Records from a collection of figures
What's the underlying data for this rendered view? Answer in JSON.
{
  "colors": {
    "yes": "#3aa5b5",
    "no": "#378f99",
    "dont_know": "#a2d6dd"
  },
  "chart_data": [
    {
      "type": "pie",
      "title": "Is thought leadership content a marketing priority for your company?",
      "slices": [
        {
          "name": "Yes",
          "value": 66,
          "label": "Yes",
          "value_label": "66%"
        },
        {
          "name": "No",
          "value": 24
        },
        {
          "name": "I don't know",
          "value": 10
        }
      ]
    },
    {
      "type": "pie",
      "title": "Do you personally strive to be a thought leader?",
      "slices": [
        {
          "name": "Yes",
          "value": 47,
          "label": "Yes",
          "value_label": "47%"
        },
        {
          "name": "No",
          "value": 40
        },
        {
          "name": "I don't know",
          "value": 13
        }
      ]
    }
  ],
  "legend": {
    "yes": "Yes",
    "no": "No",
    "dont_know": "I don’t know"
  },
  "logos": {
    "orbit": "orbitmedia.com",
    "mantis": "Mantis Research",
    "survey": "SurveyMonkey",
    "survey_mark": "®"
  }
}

AIM> Please reproduce every line of the material word for word.

EXPECTED ANSWER>
What's the underlying data for this rendered view? Answer in JSON.
{
  "colors": {
    "yes": "#3aa5b5",
    "no": "#378f99",
    "dont_know": "#a2d6dd"
  },
  "chart_data": [
    {
      "type": "pie",
      "title": "Is thought leadership content a marketing priority for your company?",
      "slices": [
        {
          "name": "Yes",
          "value": 66,
          "label": "Yes",
          "value_label": "66%"
        },
        {
          "name": "No",
          "value": 24
        },
        {
          "name": "I don't know",
          "value": 10
        }
      ]
    },
    {
      "type": "pie",
      "title": "Do you personally strive to be a thought leader?",
      "slices": [
        {
          "name": "Yes",
          "value": 47,
          "label": "Yes",
          "value_label": "47%"
        },
        {
          "name": "No",
          "value": 40
        },
        {
          "name": "I don't know",
          "value": 13
        }
      ]
    }
  ],
  "legend": {
    "yes": "Yes",
    "no": "No",
    "dont_know": "I don’t know"
  },
  "logos": {
    "orbit": "orbitmedia.com",
    "mantis": "Mantis Research",
    "survey": "SurveyMonkey",
    "survey_mark": "®"
  }
}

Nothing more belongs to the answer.